= Supplied information =
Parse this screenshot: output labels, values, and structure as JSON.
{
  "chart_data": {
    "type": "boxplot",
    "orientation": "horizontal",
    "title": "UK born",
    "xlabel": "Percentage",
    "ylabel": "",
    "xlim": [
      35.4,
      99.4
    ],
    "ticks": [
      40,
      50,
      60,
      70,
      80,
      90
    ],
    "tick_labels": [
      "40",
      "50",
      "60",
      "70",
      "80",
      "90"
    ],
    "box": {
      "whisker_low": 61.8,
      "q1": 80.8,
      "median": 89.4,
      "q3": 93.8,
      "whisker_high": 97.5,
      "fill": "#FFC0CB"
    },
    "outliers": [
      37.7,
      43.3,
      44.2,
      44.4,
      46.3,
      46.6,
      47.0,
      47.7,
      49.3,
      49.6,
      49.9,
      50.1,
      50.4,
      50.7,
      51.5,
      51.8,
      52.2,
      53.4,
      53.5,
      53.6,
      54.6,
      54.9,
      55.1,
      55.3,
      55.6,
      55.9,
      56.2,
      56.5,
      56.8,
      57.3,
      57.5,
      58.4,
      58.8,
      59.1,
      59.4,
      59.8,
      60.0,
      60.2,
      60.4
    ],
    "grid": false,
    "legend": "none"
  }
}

==

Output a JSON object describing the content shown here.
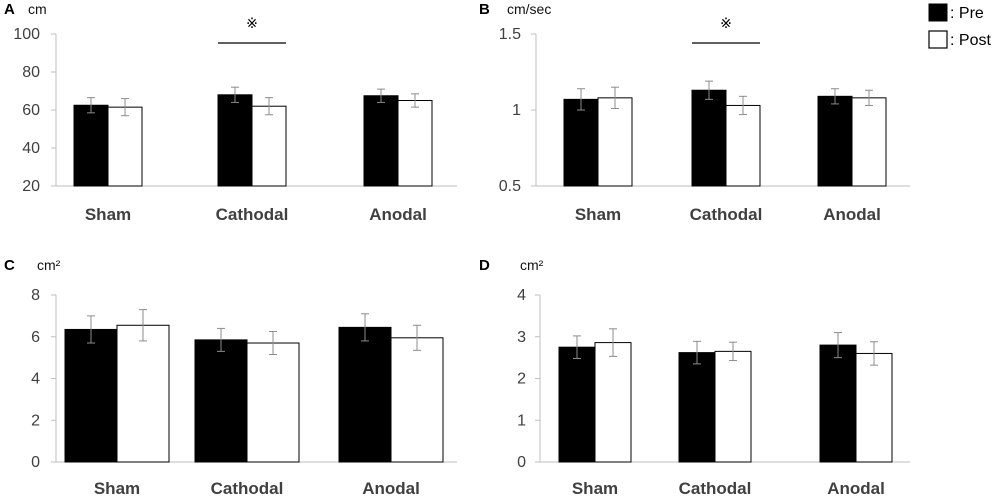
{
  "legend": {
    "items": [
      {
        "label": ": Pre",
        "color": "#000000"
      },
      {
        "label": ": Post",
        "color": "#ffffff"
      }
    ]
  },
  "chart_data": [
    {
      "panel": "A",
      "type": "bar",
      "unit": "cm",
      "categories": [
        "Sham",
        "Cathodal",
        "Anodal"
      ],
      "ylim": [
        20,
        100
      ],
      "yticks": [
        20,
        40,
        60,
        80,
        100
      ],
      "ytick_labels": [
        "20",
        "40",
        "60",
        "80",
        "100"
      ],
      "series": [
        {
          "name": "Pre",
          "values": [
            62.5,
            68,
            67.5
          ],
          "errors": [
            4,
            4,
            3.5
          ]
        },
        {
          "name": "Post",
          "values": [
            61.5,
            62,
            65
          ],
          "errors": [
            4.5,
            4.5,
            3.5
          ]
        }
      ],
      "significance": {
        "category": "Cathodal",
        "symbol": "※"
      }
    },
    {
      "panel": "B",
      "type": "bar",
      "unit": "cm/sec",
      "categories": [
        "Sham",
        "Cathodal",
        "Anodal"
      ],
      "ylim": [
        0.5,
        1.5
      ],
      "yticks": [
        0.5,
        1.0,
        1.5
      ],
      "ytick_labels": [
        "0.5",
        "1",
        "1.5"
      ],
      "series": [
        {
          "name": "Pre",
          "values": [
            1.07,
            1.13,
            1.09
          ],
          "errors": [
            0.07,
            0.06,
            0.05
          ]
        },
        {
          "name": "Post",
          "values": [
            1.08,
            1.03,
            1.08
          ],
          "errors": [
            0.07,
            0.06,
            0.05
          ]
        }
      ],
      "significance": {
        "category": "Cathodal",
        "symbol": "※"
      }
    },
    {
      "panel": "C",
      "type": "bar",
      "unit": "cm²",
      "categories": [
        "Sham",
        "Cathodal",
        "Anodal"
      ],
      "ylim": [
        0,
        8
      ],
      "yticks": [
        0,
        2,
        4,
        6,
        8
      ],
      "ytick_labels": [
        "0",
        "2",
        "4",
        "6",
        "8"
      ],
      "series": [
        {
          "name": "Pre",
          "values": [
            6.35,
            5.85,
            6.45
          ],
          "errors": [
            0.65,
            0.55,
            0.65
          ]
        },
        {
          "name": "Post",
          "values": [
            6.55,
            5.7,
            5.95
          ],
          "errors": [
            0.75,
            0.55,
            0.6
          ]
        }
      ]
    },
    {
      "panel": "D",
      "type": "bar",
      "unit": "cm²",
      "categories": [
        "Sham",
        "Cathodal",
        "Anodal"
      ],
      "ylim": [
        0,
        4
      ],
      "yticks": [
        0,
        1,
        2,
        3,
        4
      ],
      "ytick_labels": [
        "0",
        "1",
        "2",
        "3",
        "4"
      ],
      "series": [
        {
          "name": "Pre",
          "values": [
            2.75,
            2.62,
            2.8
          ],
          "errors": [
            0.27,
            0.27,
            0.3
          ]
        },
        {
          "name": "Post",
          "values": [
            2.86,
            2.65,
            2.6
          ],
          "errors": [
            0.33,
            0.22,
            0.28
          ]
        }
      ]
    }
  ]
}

= Aim =
Determine the number of lines in the data that contain "JSON" as a word or string, and state only that number.

= Answer =
2